**WORK INSTRUCTIONS**
Take the entries below and reproduce them word for word.

**DATASET EXTRACT**
+ + + +

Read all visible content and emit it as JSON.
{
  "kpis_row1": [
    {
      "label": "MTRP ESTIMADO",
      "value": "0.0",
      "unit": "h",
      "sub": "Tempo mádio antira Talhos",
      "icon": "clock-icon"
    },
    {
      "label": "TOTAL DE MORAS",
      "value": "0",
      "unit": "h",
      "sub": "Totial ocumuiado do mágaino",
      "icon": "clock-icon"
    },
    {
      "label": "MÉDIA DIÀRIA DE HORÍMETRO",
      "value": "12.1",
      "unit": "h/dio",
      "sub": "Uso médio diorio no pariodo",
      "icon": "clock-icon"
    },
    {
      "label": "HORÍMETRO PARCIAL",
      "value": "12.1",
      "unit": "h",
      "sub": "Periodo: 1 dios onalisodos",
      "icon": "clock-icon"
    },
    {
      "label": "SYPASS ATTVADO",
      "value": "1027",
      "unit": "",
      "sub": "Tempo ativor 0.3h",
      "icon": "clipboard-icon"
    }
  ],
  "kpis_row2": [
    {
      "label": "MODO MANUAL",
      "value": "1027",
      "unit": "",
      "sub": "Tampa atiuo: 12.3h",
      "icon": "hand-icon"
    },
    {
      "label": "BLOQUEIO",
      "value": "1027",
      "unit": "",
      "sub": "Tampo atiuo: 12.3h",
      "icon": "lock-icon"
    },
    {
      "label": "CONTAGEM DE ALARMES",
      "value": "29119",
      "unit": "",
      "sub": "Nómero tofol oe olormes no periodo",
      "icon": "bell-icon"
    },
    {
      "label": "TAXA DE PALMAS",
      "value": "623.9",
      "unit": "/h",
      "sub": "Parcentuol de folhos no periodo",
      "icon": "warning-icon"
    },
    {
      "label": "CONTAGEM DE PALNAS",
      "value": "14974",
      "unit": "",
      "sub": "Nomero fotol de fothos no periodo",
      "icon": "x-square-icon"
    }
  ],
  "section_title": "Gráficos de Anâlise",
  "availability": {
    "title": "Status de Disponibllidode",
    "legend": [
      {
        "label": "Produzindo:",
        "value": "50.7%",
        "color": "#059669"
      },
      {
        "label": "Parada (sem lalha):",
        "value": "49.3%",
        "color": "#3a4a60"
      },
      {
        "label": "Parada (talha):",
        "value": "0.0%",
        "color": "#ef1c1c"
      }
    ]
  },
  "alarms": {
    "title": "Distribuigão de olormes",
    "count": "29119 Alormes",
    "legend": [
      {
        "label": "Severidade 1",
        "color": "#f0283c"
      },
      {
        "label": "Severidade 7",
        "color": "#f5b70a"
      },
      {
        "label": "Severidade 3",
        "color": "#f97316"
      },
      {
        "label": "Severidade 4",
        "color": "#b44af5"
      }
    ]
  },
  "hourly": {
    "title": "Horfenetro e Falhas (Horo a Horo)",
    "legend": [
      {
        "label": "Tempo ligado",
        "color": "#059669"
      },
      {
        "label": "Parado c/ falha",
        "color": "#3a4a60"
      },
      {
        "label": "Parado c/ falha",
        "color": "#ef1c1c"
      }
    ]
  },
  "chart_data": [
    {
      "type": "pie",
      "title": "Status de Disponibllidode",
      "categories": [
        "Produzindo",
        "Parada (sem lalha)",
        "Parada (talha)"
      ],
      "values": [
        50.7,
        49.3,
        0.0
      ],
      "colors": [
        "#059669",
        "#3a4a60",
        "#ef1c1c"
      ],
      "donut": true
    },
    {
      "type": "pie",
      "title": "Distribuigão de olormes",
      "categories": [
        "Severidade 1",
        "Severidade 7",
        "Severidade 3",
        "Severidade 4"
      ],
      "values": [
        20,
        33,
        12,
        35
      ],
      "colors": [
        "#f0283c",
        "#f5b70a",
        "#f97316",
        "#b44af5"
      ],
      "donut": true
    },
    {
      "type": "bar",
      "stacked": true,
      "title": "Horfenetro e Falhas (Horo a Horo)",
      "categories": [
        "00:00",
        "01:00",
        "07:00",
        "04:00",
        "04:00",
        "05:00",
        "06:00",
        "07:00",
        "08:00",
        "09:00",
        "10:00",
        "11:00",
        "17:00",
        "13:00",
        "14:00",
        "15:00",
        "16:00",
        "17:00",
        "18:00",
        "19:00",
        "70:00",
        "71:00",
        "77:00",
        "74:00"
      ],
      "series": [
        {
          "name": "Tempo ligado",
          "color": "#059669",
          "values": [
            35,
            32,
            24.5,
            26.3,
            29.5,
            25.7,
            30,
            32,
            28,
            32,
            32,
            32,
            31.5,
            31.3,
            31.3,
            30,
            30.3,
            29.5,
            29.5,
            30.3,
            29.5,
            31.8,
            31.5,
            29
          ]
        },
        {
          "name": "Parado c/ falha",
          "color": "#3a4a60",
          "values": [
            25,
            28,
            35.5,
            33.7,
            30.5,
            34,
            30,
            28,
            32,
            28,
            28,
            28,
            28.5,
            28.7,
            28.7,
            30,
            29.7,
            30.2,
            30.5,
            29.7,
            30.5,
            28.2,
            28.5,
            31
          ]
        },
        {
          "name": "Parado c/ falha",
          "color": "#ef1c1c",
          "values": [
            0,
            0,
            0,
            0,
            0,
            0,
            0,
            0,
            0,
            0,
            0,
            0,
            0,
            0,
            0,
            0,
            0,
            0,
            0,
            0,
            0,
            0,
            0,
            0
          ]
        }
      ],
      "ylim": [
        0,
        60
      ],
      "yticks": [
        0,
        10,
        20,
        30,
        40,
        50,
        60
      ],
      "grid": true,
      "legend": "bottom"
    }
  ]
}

+ + + +

**ANSWER IN FULL**
Read all visible content and emit it as JSON.
{
  "kpis_row1": [
    {
      "label": "MTRP ESTIMADO",
      "value": "0.0",
      "unit": "h",
      "sub": "Tempo mádio antira Talhos",
      "icon": "clock-icon"
    },
    {
      "label": "TOTAL DE MORAS",
      "value": "0",
      "unit": "h",
      "sub": "Totial ocumuiado do mágaino",
      "icon": "clock-icon"
    },
    {
      "label": "MÉDIA DIÀRIA DE HORÍMETRO",
      "value": "12.1",
      "unit": "h/dio",
      "sub": "Uso médio diorio no pariodo",
      "icon": "clock-icon"
    },
    {
      "label": "HORÍMETRO PARCIAL",
      "value": "12.1",
      "unit": "h",
      "sub": "Periodo: 1 dios onalisodos",
      "icon": "clock-icon"
    },
    {
      "label": "SYPASS ATTVADO",
      "value": "1027",
      "unit": "",
      "sub": "Tempo ativor 0.3h",
      "icon": "clipboard-icon"
    }
  ],
  "kpis_row2": [
    {
      "label": "MODO MANUAL",
      "value": "1027",
      "unit": "",
      "sub": "Tampa atiuo: 12.3h",
      "icon": "hand-icon"
    },
    {
      "label": "BLOQUEIO",
      "value": "1027",
      "unit": "",
      "sub": "Tampo atiuo: 12.3h",
      "icon": "lock-icon"
    },
    {
      "label": "CONTAGEM DE ALARMES",
      "value": "29119",
      "unit": "",
      "sub": "Nómero tofol oe olormes no periodo",
      "icon": "bell-icon"
    },
    {
      "label": "TAXA DE PALMAS",
      "value": "623.9",
      "unit": "/h",
      "sub": "Parcentuol de folhos no periodo",
      "icon": "warning-icon"
    },
    {
      "label": "CONTAGEM DE PALNAS",
      "value": "14974",
      "unit": "",
      "sub": "Nomero fotol de fothos no periodo",
      "icon": "x-square-icon"
    }
  ],
  "section_title": "Gráficos de Anâlise",
  "availability": {
    "title": "Status de Disponibllidode",
    "legend": [
      {
        "label": "Produzindo:",
        "value": "50.7%",
        "color": "#059669"
      },
      {
        "label": "Parada (sem lalha):",
        "value": "49.3%",
        "color": "#3a4a60"
      },
      {
        "label": "Parada (talha):",
        "value": "0.0%",
        "color": "#ef1c1c"
      }
    ]
  },
  "alarms": {
    "title": "Distribuigão de olormes",
    "count": "29119 Alormes",
    "legend": [
      {
        "label": "Severidade 1",
        "color": "#f0283c"
      },
      {
        "label": "Severidade 7",
        "color": "#f5b70a"
      },
      {
        "label": "Severidade 3",
        "color": "#f97316"
      },
      {
        "label": "Severidade 4",
        "color": "#b44af5"
      }
    ]
  },
  "hourly": {
    "title": "Horfenetro e Falhas (Horo a Horo)",
    "legend": [
      {
        "label": "Tempo ligado",
        "color": "#059669"
      },
      {
        "label": "Parado c/ falha",
        "color": "#3a4a60"
      },
      {
        "label": "Parado c/ falha",
        "color": "#ef1c1c"
      }
    ]
  },
  "chart_data": [
    {
      "type": "pie",
      "title": "Status de Disponibllidode",
      "categories": [
        "Produzindo",
        "Parada (sem lalha)",
        "Parada (talha)"
      ],
      "values": [
        50.7,
        49.3,
        0.0
      ],
      "colors": [
        "#059669",
        "#3a4a60",
        "#ef1c1c"
      ],
      "donut": true
    },
    {
      "type": "pie",
      "title": "Distribuigão de olormes",
      "categories": [
        "Severidade 1",
        "Severidade 7",
        "Severidade 3",
        "Severidade 4"
      ],
      "values": [
        20,
        33,
        12,
        35
      ],
      "colors": [
        "#f0283c",
        "#f5b70a",
        "#f97316",
        "#b44af5"
      ],
      "donut": true
    },
    {
      "type": "bar",
      "stacked": true,
      "title": "Horfenetro e Falhas (Horo a Horo)",
      "categories": [
        "00:00",
        "01:00",
        "07:00",
        "04:00",
        "04:00",
        "05:00",
        "06:00",
        "07:00",
        "08:00",
        "09:00",
        "10:00",
        "11:00",
        "17:00",
        "13:00",
        "14:00",
        "15:00",
        "16:00",
        "17:00",
        "18:00",
        "19:00",
        "70:00",
        "71:00",
        "77:00",
        "74:00"
      ],
      "series": [
        {
          "name": "Tempo ligado",
          "color": "#059669",
          "values": [
            35,
            32,
            24.5,
            26.3,
            29.5,
            25.7,
            30,
            32,
            28,
            32,
            32,
            32,
            31.5,
            31.3,
            31.3,
            30,
            30.3,
            29.5,
            29.5,
            30.3,
            29.5,
            31.8,
            31.5,
            29
          ]
        },
        {
          "name": "Parado c/ falha",
          "color": "#3a4a60",
          "values": [
            25,
            28,
            35.5,
            33.7,
            30.5,
            34,
            30,
            28,
            32,
            28,
            28,
            28,
            28.5,
            28.7,
            28.7,
            30,
            29.7,
            30.2,
            30.5,
            29.7,
            30.5,
            28.2,
            28.5,
            31
          ]
        },
        {
          "name": "Parado c/ falha",
          "color": "#ef1c1c",
          "values": [
            0,
            0,
            0,
            0,
            0,
            0,
            0,
            0,
            0,
            0,
            0,
            0,
            0,
            0,
            0,
            0,
            0,
            0,
            0,
            0,
            0,
            0,
            0,
            0
          ]
        }
      ],
      "ylim": [
        0,
        60
      ],
      "yticks": [
        0,
        10,
        20,
        30,
        40,
        50,
        60
      ],
      "grid": true,
      "legend": "bottom"
    }
  ]
}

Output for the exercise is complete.